## RECORD SET
###
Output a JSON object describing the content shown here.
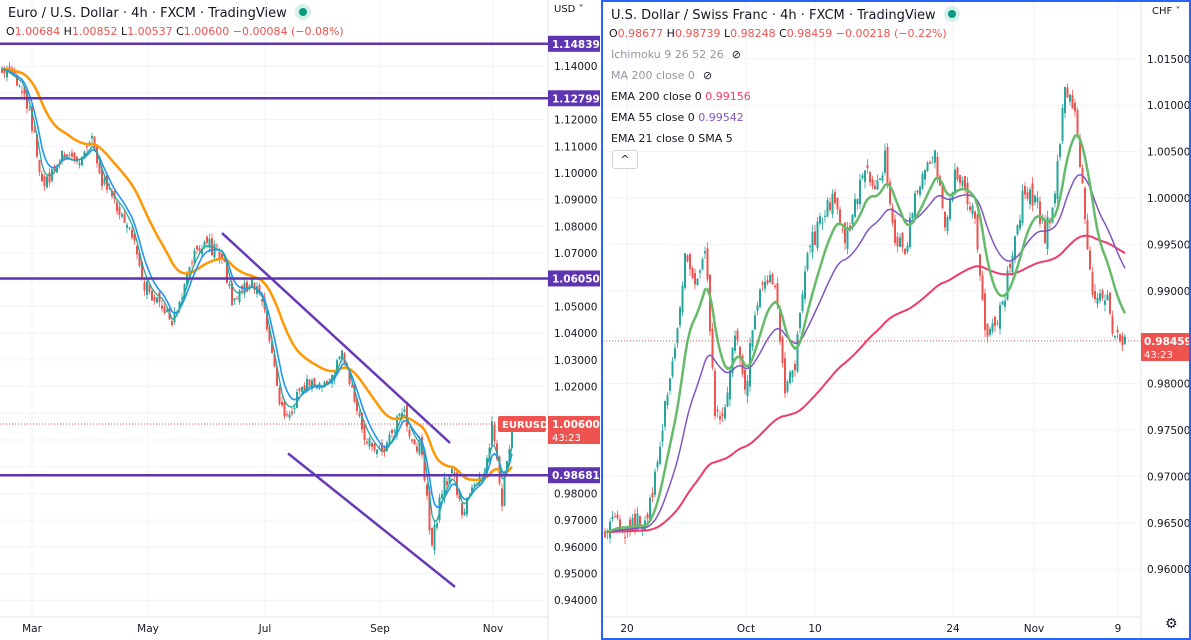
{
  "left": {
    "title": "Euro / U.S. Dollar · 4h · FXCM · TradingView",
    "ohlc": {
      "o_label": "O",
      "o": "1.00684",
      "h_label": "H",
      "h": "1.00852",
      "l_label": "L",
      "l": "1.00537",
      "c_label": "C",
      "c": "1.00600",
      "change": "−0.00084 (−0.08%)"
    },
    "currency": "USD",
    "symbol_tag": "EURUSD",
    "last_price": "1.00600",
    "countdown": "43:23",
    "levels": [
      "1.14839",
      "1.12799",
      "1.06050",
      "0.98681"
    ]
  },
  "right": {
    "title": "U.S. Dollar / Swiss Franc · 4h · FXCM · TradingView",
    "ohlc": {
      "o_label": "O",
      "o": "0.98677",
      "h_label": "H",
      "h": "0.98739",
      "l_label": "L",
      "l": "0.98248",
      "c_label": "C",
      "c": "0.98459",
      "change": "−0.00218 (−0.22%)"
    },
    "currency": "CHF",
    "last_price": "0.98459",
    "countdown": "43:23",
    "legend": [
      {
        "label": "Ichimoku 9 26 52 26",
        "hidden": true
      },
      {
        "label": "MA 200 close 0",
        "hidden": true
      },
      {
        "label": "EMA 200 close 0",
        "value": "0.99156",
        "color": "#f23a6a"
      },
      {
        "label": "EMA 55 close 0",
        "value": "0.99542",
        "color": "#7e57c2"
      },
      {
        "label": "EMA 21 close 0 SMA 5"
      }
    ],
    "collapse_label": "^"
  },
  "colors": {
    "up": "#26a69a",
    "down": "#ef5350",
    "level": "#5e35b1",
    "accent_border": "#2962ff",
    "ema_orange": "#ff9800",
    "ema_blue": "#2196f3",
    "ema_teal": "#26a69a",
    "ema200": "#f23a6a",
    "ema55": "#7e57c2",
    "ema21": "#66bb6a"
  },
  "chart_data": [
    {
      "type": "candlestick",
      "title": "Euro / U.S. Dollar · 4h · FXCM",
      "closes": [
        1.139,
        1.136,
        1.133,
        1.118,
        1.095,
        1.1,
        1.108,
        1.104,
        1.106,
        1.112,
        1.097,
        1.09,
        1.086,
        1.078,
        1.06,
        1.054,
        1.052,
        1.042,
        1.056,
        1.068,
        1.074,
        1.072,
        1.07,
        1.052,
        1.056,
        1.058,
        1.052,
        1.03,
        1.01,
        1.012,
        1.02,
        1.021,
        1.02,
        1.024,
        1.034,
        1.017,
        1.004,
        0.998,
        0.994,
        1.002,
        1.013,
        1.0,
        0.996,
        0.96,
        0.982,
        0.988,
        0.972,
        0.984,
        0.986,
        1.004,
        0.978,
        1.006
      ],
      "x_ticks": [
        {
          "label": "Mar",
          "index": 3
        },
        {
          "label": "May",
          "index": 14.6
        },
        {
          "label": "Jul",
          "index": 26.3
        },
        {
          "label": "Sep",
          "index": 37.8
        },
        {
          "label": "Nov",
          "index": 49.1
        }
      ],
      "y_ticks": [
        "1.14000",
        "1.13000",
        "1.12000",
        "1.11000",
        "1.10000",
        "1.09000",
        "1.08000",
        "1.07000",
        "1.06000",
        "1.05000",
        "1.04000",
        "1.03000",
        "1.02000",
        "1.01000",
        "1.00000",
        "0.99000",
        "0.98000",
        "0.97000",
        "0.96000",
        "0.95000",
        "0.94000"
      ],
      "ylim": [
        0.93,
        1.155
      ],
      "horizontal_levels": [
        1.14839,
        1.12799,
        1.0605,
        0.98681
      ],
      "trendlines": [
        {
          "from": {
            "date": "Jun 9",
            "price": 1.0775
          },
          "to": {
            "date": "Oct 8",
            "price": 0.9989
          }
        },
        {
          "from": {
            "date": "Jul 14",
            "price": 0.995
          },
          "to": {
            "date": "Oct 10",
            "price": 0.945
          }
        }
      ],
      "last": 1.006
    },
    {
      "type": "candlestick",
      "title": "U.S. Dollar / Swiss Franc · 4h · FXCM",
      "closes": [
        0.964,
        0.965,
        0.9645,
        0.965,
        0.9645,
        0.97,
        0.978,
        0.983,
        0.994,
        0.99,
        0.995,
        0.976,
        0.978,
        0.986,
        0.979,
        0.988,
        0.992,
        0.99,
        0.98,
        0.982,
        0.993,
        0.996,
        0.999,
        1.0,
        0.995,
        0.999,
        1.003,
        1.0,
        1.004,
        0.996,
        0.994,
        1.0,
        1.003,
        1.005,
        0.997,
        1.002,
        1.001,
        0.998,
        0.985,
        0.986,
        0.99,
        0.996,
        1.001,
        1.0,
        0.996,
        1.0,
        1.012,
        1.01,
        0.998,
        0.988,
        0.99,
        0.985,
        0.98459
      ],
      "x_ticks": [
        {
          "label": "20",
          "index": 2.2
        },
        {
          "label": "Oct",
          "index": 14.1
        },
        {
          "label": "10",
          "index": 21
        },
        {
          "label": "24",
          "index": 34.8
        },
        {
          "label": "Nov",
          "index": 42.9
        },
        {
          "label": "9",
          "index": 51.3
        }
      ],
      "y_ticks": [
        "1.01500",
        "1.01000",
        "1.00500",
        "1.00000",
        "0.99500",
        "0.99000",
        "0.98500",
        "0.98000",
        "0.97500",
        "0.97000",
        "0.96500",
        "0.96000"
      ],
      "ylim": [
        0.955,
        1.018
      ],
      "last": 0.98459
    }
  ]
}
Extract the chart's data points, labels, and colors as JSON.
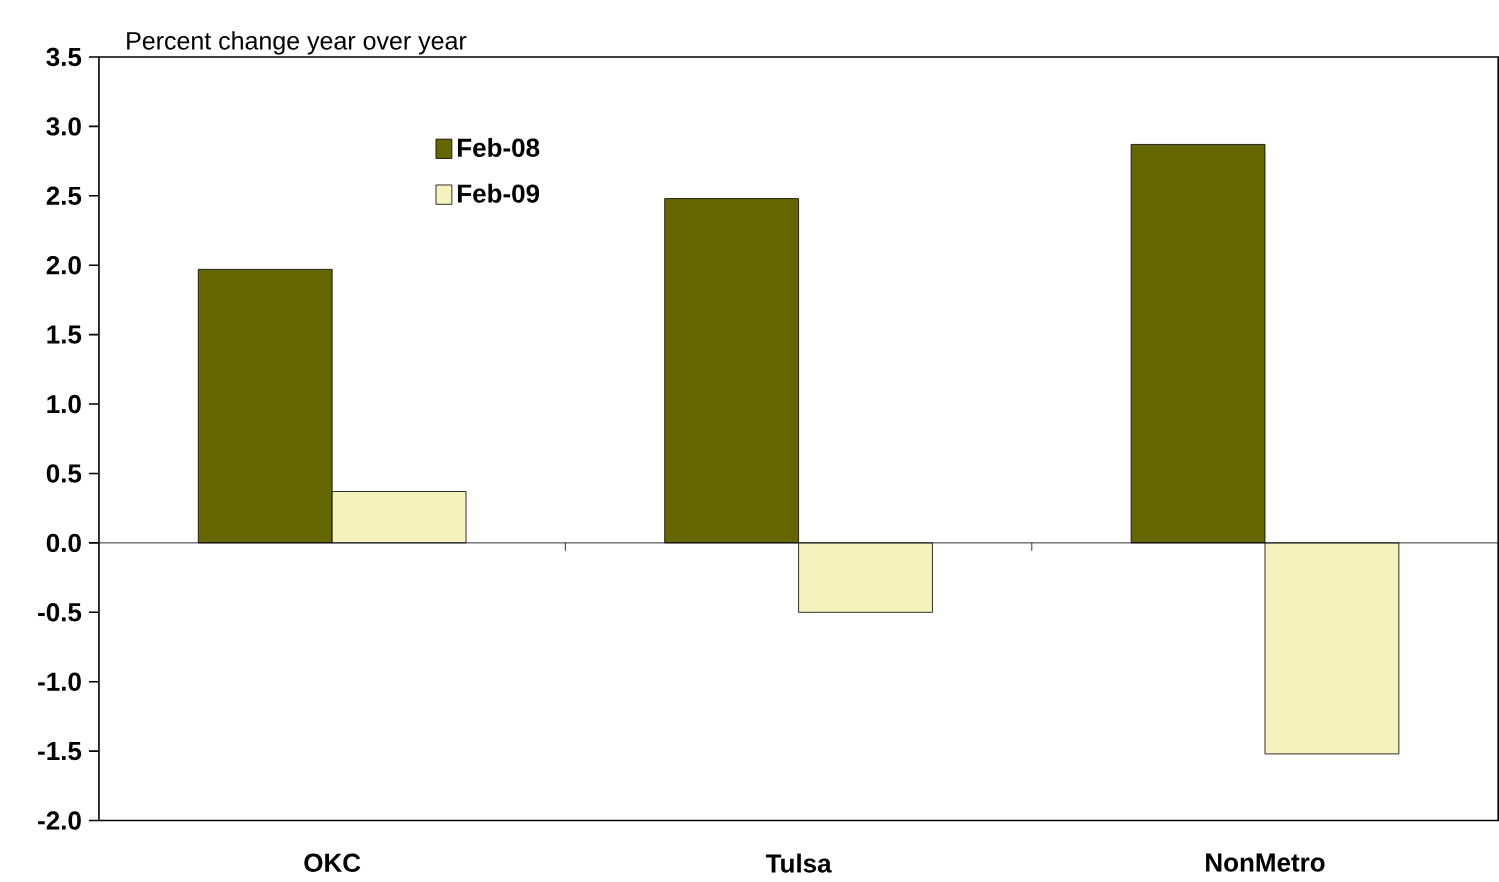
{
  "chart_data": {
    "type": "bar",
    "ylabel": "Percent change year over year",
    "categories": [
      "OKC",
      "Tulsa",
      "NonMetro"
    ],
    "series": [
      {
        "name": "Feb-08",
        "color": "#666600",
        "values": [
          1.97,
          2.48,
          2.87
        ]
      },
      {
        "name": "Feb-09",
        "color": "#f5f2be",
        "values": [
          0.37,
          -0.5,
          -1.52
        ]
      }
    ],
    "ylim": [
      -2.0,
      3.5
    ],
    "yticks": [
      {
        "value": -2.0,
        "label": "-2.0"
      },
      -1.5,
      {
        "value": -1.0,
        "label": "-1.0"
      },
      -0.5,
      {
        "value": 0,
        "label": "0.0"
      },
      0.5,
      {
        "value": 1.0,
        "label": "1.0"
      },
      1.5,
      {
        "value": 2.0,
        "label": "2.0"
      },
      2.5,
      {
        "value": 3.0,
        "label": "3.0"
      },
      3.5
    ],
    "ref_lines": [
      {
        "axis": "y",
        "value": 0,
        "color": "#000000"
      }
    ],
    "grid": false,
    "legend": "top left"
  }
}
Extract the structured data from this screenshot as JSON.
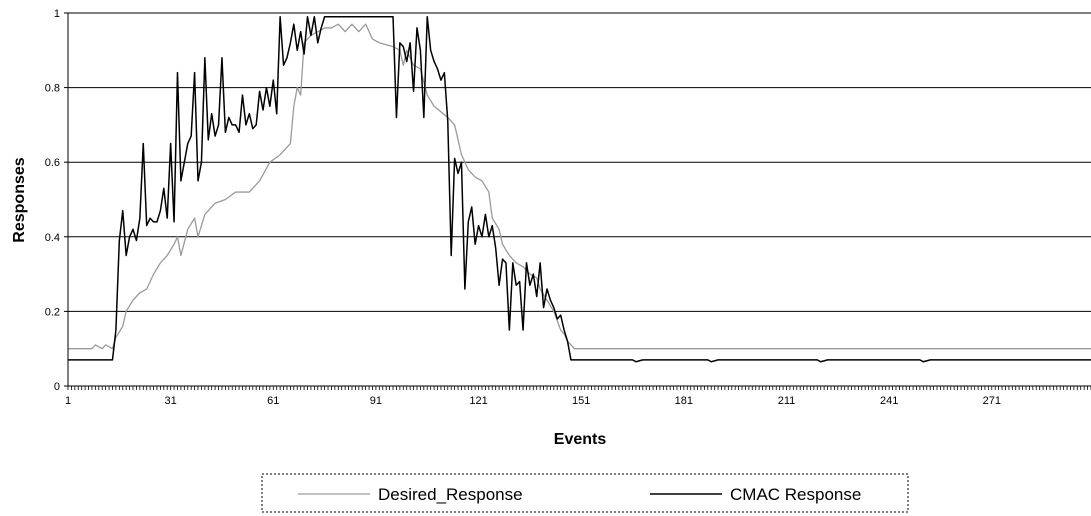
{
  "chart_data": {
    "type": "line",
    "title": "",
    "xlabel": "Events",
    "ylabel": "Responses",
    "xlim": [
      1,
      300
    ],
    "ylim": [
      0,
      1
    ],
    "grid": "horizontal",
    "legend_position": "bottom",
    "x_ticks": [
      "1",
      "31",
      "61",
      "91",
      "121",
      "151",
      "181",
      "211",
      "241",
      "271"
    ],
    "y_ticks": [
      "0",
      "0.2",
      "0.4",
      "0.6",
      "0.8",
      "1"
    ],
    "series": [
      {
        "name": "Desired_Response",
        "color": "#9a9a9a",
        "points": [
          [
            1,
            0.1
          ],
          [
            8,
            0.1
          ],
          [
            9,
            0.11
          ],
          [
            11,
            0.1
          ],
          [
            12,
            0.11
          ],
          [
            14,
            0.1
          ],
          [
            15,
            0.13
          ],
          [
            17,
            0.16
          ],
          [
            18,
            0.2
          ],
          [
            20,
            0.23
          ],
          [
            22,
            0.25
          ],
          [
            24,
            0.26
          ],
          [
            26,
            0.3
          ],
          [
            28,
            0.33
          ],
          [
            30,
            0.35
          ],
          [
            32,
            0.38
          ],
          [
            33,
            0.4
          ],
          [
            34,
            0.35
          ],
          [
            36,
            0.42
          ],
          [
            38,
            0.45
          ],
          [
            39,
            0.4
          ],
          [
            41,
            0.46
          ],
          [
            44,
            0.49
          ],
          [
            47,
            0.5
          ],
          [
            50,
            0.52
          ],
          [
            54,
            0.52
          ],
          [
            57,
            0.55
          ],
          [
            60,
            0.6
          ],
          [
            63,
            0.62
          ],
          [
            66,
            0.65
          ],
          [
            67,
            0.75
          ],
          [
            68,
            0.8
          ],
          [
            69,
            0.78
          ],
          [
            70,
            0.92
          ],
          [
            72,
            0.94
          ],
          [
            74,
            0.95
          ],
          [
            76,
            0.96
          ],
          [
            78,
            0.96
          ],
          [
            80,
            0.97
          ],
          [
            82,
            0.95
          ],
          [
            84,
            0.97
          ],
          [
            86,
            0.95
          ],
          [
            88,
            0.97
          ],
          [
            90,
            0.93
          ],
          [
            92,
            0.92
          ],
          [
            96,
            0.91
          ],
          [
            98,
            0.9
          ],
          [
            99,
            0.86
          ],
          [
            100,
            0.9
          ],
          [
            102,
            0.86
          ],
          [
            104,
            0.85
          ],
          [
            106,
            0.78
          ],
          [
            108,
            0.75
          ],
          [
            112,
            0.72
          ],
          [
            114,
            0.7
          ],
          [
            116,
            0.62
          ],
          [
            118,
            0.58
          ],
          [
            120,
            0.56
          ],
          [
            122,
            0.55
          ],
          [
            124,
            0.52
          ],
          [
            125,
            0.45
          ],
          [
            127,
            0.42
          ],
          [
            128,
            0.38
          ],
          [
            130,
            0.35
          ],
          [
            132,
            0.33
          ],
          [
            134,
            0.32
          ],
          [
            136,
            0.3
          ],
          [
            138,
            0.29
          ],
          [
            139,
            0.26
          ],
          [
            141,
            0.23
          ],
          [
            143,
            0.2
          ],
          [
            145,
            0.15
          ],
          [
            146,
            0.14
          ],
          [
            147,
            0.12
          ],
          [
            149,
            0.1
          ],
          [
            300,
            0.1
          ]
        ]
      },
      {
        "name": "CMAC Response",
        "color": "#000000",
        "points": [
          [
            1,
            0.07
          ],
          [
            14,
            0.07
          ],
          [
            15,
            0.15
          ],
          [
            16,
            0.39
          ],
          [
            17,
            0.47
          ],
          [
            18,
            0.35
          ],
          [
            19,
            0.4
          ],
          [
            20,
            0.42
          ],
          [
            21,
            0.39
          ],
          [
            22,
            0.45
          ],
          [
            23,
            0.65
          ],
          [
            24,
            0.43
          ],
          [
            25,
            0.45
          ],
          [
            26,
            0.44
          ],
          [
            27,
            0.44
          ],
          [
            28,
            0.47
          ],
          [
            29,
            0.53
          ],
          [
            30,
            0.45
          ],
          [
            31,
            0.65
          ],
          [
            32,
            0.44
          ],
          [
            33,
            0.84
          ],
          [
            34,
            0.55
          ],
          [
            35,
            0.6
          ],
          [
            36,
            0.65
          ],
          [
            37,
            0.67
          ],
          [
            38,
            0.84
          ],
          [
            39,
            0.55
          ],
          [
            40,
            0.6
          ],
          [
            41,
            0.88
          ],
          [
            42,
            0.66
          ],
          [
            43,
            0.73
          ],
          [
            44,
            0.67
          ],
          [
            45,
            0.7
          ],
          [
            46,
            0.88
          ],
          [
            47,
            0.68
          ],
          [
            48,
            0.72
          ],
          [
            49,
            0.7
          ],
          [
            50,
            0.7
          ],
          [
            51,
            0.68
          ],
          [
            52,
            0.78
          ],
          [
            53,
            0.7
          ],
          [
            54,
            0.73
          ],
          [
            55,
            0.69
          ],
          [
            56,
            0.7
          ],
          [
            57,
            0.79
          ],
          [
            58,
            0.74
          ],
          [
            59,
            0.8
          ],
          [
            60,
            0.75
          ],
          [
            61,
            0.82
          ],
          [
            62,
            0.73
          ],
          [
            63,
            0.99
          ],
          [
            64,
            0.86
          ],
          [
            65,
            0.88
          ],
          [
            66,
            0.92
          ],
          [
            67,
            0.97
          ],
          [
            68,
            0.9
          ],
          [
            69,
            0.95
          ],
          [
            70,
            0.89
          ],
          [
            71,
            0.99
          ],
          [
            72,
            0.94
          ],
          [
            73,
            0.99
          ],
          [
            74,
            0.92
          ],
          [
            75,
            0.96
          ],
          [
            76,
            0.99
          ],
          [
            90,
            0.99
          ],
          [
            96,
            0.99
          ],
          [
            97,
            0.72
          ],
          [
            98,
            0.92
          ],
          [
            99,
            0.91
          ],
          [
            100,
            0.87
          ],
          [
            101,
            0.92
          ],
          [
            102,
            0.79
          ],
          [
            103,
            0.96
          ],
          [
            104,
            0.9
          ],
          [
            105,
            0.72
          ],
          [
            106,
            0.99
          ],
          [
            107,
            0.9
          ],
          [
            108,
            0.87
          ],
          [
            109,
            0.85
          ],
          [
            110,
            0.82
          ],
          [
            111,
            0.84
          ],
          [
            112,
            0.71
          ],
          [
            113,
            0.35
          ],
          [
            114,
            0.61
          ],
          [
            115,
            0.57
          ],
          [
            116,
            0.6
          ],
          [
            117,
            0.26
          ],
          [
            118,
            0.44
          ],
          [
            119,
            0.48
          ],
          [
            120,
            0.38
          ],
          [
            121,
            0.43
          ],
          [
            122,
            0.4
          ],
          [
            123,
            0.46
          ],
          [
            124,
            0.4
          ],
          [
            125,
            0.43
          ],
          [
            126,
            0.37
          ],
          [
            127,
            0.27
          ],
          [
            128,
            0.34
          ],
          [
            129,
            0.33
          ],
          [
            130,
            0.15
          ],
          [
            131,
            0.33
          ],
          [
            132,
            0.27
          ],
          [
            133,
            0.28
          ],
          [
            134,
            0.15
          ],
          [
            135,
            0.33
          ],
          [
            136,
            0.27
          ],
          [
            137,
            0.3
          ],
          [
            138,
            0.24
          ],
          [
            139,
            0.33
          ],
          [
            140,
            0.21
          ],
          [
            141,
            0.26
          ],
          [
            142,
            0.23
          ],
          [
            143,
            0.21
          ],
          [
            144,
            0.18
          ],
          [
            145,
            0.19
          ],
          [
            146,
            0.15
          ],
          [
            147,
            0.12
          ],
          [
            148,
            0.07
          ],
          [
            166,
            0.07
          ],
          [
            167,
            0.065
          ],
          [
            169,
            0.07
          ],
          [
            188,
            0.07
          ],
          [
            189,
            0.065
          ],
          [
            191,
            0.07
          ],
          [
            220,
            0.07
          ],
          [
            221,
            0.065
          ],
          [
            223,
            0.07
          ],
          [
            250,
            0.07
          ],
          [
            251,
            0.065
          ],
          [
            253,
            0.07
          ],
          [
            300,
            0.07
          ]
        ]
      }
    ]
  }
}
###
## EXERCISE OBJECTIVE
Set out every line from the material that contains the string "JSON".

## COMPLETE RESPONSE
Output a JSON object describing the content shown here.
Extract the chart's data points, labels, and colors as JSON.
Extract the structured data from this screenshot as JSON.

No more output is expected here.